### AIM
Search the material below for the word "intended" and copy every line in which it occurs.

■ ■ ■ ■ ■ ■ ■

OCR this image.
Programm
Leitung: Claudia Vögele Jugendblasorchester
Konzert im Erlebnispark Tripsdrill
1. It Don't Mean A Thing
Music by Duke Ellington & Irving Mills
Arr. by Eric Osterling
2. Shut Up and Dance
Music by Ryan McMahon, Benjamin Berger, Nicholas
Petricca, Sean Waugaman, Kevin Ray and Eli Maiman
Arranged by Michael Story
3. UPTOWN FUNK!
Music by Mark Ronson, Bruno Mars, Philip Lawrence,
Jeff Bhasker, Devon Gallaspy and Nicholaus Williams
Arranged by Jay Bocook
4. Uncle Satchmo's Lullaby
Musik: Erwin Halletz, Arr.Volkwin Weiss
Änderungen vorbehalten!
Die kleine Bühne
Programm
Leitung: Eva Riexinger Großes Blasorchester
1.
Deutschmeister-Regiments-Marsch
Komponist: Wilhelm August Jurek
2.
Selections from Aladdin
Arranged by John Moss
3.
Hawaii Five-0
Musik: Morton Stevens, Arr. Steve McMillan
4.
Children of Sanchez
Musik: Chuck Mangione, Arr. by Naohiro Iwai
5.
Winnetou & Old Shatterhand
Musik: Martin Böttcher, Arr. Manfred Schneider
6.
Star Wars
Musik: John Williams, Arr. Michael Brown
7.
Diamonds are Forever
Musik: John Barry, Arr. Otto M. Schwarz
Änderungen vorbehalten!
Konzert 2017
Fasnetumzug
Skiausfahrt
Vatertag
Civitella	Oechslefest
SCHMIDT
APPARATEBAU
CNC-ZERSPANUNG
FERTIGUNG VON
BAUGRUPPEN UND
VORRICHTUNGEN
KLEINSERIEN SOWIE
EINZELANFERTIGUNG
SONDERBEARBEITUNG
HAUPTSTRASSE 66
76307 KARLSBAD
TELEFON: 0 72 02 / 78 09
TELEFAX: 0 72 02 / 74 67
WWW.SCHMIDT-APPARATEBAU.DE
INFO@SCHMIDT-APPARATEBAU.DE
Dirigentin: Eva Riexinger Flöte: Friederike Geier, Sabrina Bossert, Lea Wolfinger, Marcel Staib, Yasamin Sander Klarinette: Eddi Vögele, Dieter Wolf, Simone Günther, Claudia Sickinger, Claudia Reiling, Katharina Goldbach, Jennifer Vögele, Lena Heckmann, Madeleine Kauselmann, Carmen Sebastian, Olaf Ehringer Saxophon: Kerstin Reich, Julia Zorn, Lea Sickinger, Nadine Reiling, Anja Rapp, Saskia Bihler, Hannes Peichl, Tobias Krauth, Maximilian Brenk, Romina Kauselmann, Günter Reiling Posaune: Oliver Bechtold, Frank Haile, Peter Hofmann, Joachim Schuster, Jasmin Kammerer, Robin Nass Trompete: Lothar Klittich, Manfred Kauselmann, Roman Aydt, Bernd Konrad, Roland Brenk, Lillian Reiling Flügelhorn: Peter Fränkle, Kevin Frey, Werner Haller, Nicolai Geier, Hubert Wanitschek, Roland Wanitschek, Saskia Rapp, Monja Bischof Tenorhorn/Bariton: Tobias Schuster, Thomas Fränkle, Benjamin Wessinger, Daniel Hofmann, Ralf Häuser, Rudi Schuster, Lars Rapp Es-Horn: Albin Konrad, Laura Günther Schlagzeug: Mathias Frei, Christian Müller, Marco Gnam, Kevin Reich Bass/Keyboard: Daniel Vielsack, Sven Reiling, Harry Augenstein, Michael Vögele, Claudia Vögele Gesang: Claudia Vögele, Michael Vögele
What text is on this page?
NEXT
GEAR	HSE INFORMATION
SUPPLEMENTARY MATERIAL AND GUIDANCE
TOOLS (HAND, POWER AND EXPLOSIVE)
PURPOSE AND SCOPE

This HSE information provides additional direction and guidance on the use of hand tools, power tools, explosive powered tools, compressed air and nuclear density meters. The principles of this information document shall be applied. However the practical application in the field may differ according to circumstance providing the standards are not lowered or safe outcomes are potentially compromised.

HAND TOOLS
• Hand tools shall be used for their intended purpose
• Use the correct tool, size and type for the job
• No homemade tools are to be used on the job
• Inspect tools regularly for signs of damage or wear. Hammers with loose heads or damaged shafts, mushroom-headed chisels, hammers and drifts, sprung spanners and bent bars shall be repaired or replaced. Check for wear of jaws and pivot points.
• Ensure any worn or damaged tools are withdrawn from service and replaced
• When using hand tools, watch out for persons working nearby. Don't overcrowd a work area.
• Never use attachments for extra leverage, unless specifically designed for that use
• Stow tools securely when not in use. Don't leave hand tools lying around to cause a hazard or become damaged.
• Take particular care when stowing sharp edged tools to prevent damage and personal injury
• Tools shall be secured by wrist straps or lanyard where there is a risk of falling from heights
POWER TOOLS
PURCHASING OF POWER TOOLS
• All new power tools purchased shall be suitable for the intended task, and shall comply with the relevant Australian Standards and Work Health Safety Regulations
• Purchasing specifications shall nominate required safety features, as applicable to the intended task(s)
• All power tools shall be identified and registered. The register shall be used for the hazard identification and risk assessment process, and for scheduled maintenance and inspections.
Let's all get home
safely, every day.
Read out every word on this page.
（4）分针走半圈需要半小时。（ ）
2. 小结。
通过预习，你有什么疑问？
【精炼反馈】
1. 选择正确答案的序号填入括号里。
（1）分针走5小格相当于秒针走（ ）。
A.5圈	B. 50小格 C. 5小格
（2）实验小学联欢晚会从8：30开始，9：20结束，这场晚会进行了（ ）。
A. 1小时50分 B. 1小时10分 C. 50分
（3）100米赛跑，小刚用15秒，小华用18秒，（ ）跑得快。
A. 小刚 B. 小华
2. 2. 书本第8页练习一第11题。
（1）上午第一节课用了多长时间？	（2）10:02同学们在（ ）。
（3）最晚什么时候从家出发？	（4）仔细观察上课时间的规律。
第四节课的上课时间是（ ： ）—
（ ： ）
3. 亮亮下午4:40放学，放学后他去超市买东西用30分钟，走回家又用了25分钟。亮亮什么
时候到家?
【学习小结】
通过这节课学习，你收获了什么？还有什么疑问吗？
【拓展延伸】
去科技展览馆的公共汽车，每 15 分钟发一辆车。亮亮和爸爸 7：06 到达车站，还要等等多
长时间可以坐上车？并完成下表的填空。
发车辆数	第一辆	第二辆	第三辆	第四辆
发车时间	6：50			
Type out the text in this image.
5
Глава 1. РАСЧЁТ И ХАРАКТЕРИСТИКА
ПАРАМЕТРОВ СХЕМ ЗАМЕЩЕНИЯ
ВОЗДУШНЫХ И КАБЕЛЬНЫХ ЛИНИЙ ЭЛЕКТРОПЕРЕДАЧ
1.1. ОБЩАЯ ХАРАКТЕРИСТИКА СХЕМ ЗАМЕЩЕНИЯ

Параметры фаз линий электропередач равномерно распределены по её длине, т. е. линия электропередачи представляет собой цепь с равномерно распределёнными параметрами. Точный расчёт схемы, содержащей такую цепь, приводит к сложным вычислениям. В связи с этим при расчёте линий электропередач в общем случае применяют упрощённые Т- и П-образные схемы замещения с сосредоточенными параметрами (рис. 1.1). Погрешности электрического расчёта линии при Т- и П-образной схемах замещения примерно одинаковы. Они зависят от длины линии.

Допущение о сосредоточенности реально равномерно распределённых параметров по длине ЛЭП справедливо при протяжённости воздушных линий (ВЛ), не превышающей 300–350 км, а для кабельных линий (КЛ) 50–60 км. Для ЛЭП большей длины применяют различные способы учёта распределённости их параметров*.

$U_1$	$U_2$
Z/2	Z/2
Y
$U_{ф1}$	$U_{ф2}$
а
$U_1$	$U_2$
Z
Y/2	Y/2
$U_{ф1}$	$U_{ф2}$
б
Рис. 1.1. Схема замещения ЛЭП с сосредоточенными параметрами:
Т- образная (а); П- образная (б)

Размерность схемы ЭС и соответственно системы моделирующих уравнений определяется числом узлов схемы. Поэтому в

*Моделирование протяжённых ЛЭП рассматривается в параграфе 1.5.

■ ■ ■ ■ ■ ■ ■

### SOLUTION TO THE PROBLEM
• Hand tools shall be used for their intended purpose
• All new power tools purchased shall be suitable for the intended task, and shall comply with the relevant Australian Standards and Work Health Safety Regulations
• Purchasing specifications shall nominate required safety features, as applicable to the intended task(s)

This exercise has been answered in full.